(Short task): Restate each entry word for word, leaving nothing out.

(Records excerpted from a collection):
>> Start
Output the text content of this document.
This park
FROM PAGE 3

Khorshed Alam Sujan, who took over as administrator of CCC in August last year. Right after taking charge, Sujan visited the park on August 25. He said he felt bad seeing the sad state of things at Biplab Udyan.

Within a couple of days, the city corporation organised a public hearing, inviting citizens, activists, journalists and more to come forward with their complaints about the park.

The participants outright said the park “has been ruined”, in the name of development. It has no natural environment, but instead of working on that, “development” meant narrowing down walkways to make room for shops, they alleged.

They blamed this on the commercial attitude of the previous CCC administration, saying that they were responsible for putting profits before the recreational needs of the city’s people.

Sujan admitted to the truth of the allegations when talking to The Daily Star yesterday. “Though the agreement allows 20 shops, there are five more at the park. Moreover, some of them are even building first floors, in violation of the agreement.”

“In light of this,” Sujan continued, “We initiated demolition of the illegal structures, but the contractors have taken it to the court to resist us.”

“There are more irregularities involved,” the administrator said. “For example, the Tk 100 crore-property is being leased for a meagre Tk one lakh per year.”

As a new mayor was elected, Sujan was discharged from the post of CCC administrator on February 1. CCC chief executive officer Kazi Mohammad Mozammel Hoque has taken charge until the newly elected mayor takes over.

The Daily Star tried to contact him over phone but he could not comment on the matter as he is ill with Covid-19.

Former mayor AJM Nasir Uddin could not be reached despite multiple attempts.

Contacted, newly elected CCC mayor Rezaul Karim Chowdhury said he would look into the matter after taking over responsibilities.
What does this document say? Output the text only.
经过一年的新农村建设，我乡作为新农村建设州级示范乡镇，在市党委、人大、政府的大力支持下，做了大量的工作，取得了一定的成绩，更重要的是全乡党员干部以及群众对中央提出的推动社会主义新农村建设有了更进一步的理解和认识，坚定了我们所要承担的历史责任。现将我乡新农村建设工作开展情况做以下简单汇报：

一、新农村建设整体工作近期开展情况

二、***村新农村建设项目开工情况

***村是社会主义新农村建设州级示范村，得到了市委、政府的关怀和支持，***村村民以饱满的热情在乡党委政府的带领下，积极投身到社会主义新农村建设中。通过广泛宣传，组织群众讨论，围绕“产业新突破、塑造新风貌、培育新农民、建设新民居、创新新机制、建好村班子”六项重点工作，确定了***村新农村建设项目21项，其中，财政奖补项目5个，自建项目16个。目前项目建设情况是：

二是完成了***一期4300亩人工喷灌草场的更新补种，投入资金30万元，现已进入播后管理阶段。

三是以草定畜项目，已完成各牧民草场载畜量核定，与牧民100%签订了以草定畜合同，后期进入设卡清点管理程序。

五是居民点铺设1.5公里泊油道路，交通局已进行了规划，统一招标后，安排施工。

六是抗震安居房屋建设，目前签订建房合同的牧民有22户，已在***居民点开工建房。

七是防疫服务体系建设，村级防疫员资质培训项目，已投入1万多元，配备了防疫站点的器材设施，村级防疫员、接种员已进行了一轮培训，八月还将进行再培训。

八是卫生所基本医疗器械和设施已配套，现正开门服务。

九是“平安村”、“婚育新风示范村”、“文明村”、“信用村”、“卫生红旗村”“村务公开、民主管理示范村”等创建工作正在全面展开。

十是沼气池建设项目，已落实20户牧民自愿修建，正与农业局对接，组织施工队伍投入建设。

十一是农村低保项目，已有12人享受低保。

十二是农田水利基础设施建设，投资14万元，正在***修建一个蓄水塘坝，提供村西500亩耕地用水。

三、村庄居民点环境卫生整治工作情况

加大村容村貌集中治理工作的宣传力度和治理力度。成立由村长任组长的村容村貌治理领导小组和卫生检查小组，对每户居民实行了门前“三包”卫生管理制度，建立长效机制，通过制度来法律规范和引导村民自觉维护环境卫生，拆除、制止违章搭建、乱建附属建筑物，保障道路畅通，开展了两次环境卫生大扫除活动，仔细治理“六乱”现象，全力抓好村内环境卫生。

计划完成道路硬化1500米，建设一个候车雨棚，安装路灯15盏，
>> End
(Worked solution):
Output the text content of this document.
This park
FROM PAGE 3

Khorshed Alam Sujan, who took over as administrator of CCC in August last year. Right after taking charge, Sujan visited the park on August 25. He said he felt bad seeing the sad state of things at Biplab Udyan.

Within a couple of days, the city corporation organised a public hearing, inviting citizens, activists, journalists and more to come forward with their complaints about the park.

The participants outright said the park “has been ruined”, in the name of development. It has no natural environment, but instead of working on that, “development” meant narrowing down walkways to make room for shops, they alleged.

They blamed this on the commercial attitude of the previous CCC administration, saying that they were responsible for putting profits before the recreational needs of the city’s people.

Sujan admitted to the truth of the allegations when talking to The Daily Star yesterday. “Though the agreement allows 20 shops, there are five more at the park. Moreover, some of them are even building first floors, in violation of the agreement.”

“In light of this,” Sujan continued, “We initiated demolition of the illegal structures, but the contractors have taken it to the court to resist us.”

“There are more irregularities involved,” the administrator said. “For example, the Tk 100 crore-property is being leased for a meagre Tk one lakh per year.”

As a new mayor was elected, Sujan was discharged from the post of CCC administrator on February 1. CCC chief executive officer Kazi Mohammad Mozammel Hoque has taken charge until the newly elected mayor takes over.

The Daily Star tried to contact him over phone but he could not comment on the matter as he is ill with Covid-19.

Former mayor AJM Nasir Uddin could not be reached despite multiple attempts.

Contacted, newly elected CCC mayor Rezaul Karim Chowdhury said he would look into the matter after taking over responsibilities.
What does this document say? Output the text only.
经过一年的新农村建设，我乡作为新农村建设州级示范乡镇，在市党委、人大、政府的大力支持下，做了大量的工作，取得了一定的成绩，更重要的是全乡党员干部以及群众对中央提出的推动社会主义新农村建设有了更进一步的理解和认识，坚定了我们所要承担的历史责任。现将我乡新农村建设工作开展情况做以下简单汇报：

一、新农村建设整体工作近期开展情况

二、***村新农村建设项目开工情况

***村是社会主义新农村建设州级示范村，得到了市委、政府的关怀和支持，***村村民以饱满的热情在乡党委政府的带领下，积极投身到社会主义新农村建设中。通过广泛宣传，组织群众讨论，围绕“产业新突破、塑造新风貌、培育新农民、建设新民居、创新新机制、建好村班子”六项重点工作，确定了***村新农村建设项目21项，其中，财政奖补项目5个，自建项目16个。目前项目建设情况是：

二是完成了***一期4300亩人工喷灌草场的更新补种，投入资金30万元，现已进入播后管理阶段。

三是以草定畜项目，已完成各牧民草场载畜量核定，与牧民100%签订了以草定畜合同，后期进入设卡清点管理程序。

五是居民点铺设1.5公里泊油道路，交通局已进行了规划，统一招标后，安排施工。

六是抗震安居房屋建设，目前签订建房合同的牧民有22户，已在***居民点开工建房。

七是防疫服务体系建设，村级防疫员资质培训项目，已投入1万多元，配备了防疫站点的器材设施，村级防疫员、接种员已进行了一轮培训，八月还将进行再培训。

八是卫生所基本医疗器械和设施已配套，现正开门服务。

九是“平安村”、“婚育新风示范村”、“文明村”、“信用村”、“卫生红旗村”“村务公开、民主管理示范村”等创建工作正在全面展开。

十是沼气池建设项目，已落实20户牧民自愿修建，正与农业局对接，组织施工队伍投入建设。

十一是农村低保项目，已有12人享受低保。

十二是农田水利基础设施建设，投资14万元，正在***修建一个蓄水塘坝，提供村西500亩耕地用水。

三、村庄居民点环境卫生整治工作情况

加大村容村貌集中治理工作的宣传力度和治理力度。成立由村长任组长的村容村貌治理领导小组和卫生检查小组，对每户居民实行了门前“三包”卫生管理制度，建立长效机制，通过制度来法律规范和引导村民自觉维护环境卫生，拆除、制止违章搭建、乱建附属建筑物，保障道路畅通，开展了两次环境卫生大扫除活动，仔细治理“六乱”现象，全力抓好村内环境卫生。

计划完成道路硬化1500米，建设一个候车雨棚，安装路灯15盏，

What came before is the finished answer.